>> start

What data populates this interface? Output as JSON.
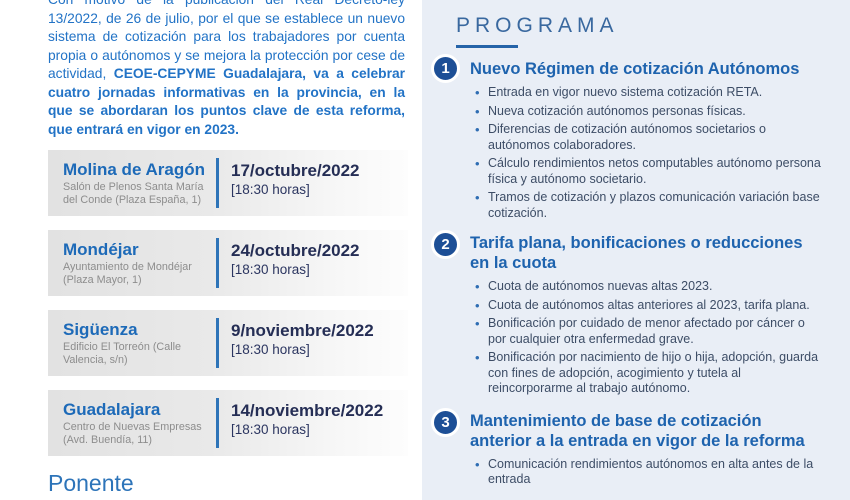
{
  "intro": {
    "regular": "Con motivo de la publicación del Real Decreto-ley 13/2022, de 26 de julio, por el que se establece un nuevo sistema de cotización para los trabajadores por cuenta propia o autónomos y se mejora la protección por cese de actividad, ",
    "bold": "CEOE-CEPYME Guadalajara, va a celebrar cuatro jornadas informativas en la provincia, en la que se abordaran los puntos clave de esta reforma, que entrará en vigor en 2023."
  },
  "events": [
    {
      "city": "Molina de Aragón",
      "venue": "Salón de Plenos Santa María del Conde (Plaza España, 1)",
      "date": "17/octubre/2022",
      "time": "[18:30 horas]"
    },
    {
      "city": "Mondéjar",
      "venue": "Ayuntamiento de Mondéjar (Plaza Mayor, 1)",
      "date": "24/octubre/2022",
      "time": "[18:30 horas]"
    },
    {
      "city": "Sigüenza",
      "venue": "Edificio El Torreón (Calle Valencia, s/n)",
      "date": "9/noviembre/2022",
      "time": "[18:30 horas]"
    },
    {
      "city": "Guadalajara",
      "venue": "Centro de Nuevas Empresas (Avd. Buendía, 11)",
      "date": "14/noviembre/2022",
      "time": "[18:30 horas]"
    }
  ],
  "ponente_heading": "Ponente",
  "programa": {
    "heading": "PROGRAMA",
    "sections": [
      {
        "number": "1",
        "title": "Nuevo Régimen de cotización Autónomos",
        "bullets": [
          "Entrada en vigor nuevo sistema cotización RETA.",
          "Nueva cotización autónomos personas físicas.",
          "Diferencias de cotización autónomos societarios o autónomos colaboradores.",
          "Cálculo rendimientos netos computables autónomo persona física y autónomo societario.",
          "Tramos de cotización y plazos comunicación variación base cotización."
        ]
      },
      {
        "number": "2",
        "title": "Tarifa plana, bonificaciones o reducciones en la cuota",
        "bullets": [
          "Cuota de autónomos nuevas altas 2023.",
          "Cuota de autónomos altas anteriores al 2023, tarifa plana.",
          "Bonificación por cuidado de menor afectado por cáncer o por cualquier otra enfermedad grave.",
          "Bonificación por nacimiento de hijo o hija, adopción, guarda con fines de adopción, acogimiento y tutela al reincorporarme al trabajo autónomo."
        ]
      },
      {
        "number": "3",
        "title": "Mantenimiento de base de cotización anterior a la entrada en vigor de la reforma",
        "bullets": [
          "Comunicación rendimientos autónomos en alta antes de la entrada"
        ]
      }
    ]
  },
  "colors": {
    "intro_blue": "#2273c6",
    "city_blue": "#1d6ab8",
    "venue_gray": "#8d8d8d",
    "date_navy": "#252e55",
    "divider_blue": "#2e74b8",
    "panel_background": "#e9eef6",
    "programa_blue": "#39689f",
    "badge_blue": "#1d4f96",
    "section_title_blue": "#1e63ae",
    "bullet_text": "#3d4d66"
  }
}
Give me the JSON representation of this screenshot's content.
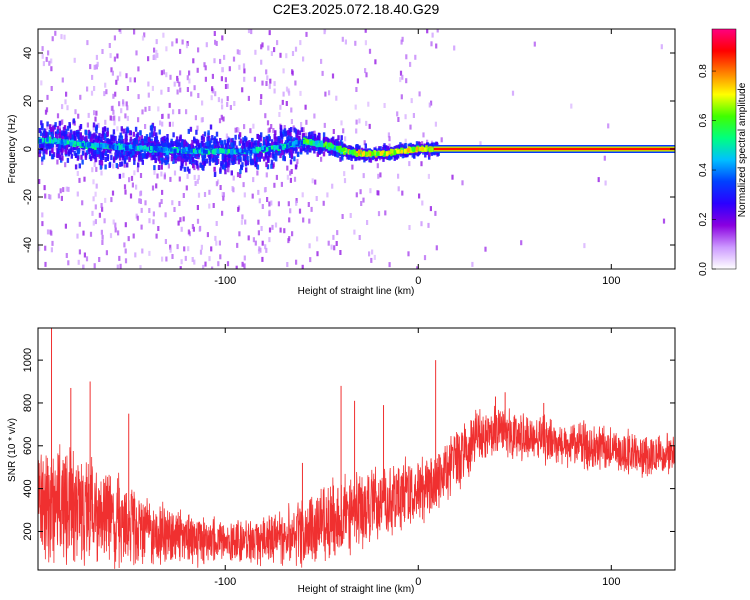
{
  "title": "C2E3.2025.072.18.40.G29",
  "chart_data": [
    {
      "type": "heatmap",
      "xlabel": "Height of straight line (km)",
      "ylabel": "Frequency (Hz)",
      "xlim": [
        -197,
        133
      ],
      "ylim": [
        -50,
        50
      ],
      "x_ticks": [
        -100,
        0,
        100
      ],
      "x_tick_labels": [
        "-100",
        "0",
        "100"
      ],
      "y_ticks": [
        -40,
        -20,
        0,
        20,
        40
      ],
      "y_tick_labels": [
        "-40",
        "-20",
        "0",
        "20",
        "40"
      ],
      "grid": false,
      "colorbar": {
        "label": "Normalized spectral amplitude",
        "range": [
          0,
          0.97
        ],
        "ticks": [
          0,
          0.2,
          0.4,
          0.6,
          0.8
        ],
        "tick_labels": [
          "0.0",
          "0.2",
          "0.4",
          "0.6",
          "0.8"
        ],
        "colormap": [
          "#ffffff",
          "#cc99ff",
          "#8a00e0",
          "#2b00ff",
          "#0040ff",
          "#00c0ff",
          "#00ff80",
          "#40ff00",
          "#ffff00",
          "#ff8000",
          "#ff0000",
          "#ff0080"
        ]
      },
      "ridge": [
        {
          "x": -190,
          "f": 3.5
        },
        {
          "x": -170,
          "f": 1.5
        },
        {
          "x": -150,
          "f": 0.5
        },
        {
          "x": -130,
          "f": -0.5
        },
        {
          "x": -110,
          "f": -1.0
        },
        {
          "x": -90,
          "f": -1.0
        },
        {
          "x": -70,
          "f": 1.0
        },
        {
          "x": -60,
          "f": 3.0
        },
        {
          "x": -50,
          "f": 2.0
        },
        {
          "x": -40,
          "f": -0.5
        },
        {
          "x": -30,
          "f": -2.0
        },
        {
          "x": -20,
          "f": -2.0
        },
        {
          "x": -10,
          "f": -1.0
        },
        {
          "x": 0,
          "f": 0.0
        },
        {
          "x": 8,
          "f": 0.0
        },
        {
          "x": 133,
          "f": 0.0
        }
      ],
      "carrier_band": {
        "x_start": 8,
        "x_end": 133,
        "f": 0.0,
        "amplitude": 0.9
      }
    },
    {
      "type": "line",
      "xlabel": "Height of straight line (km)",
      "ylabel": "SNR (10 * v/v)",
      "xlim": [
        -197,
        133
      ],
      "ylim": [
        20,
        1150
      ],
      "x_ticks": [
        -100,
        0,
        100
      ],
      "x_tick_labels": [
        "-100",
        "0",
        "100"
      ],
      "y_ticks": [
        200,
        400,
        600,
        800,
        1000
      ],
      "y_tick_labels": [
        "200",
        "400",
        "600",
        "800",
        "1000"
      ],
      "grid": false,
      "series_color": "#f03030",
      "envelope": [
        {
          "x": -197,
          "mean": 340,
          "spread": 260
        },
        {
          "x": -180,
          "mean": 320,
          "spread": 260
        },
        {
          "x": -160,
          "mean": 260,
          "spread": 220
        },
        {
          "x": -140,
          "mean": 200,
          "spread": 160
        },
        {
          "x": -120,
          "mean": 165,
          "spread": 120
        },
        {
          "x": -100,
          "mean": 150,
          "spread": 100
        },
        {
          "x": -80,
          "mean": 160,
          "spread": 110
        },
        {
          "x": -60,
          "mean": 200,
          "spread": 150
        },
        {
          "x": -40,
          "mean": 270,
          "spread": 190
        },
        {
          "x": -20,
          "mean": 330,
          "spread": 170
        },
        {
          "x": 0,
          "mean": 380,
          "spread": 160
        },
        {
          "x": 10,
          "mean": 440,
          "spread": 150
        },
        {
          "x": 20,
          "mean": 540,
          "spread": 140
        },
        {
          "x": 30,
          "mean": 640,
          "spread": 120
        },
        {
          "x": 40,
          "mean": 670,
          "spread": 110
        },
        {
          "x": 60,
          "mean": 640,
          "spread": 110
        },
        {
          "x": 80,
          "mean": 610,
          "spread": 100
        },
        {
          "x": 100,
          "mean": 580,
          "spread": 100
        },
        {
          "x": 120,
          "mean": 560,
          "spread": 100
        },
        {
          "x": 133,
          "mean": 550,
          "spread": 100
        }
      ],
      "spikes": [
        {
          "x": -190,
          "y": 1150
        },
        {
          "x": -180,
          "y": 870
        },
        {
          "x": -170,
          "y": 900
        },
        {
          "x": -150,
          "y": 750
        },
        {
          "x": -60,
          "y": 520
        },
        {
          "x": -40,
          "y": 880
        },
        {
          "x": -33,
          "y": 810
        },
        {
          "x": -18,
          "y": 790
        },
        {
          "x": 9,
          "y": 1000
        },
        {
          "x": 40,
          "y": 830
        },
        {
          "x": 45,
          "y": 850
        },
        {
          "x": 65,
          "y": 800
        }
      ]
    }
  ]
}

>> end

What you will do: Locate each line with the word "Plaza" and copy it.

Full answer:
      "venue": "Salón de Plenos Santa María del Conde (Plaza España, 1)",
      "venue": "Ayuntamiento de Mondéjar (Plaza Mayor, 1)",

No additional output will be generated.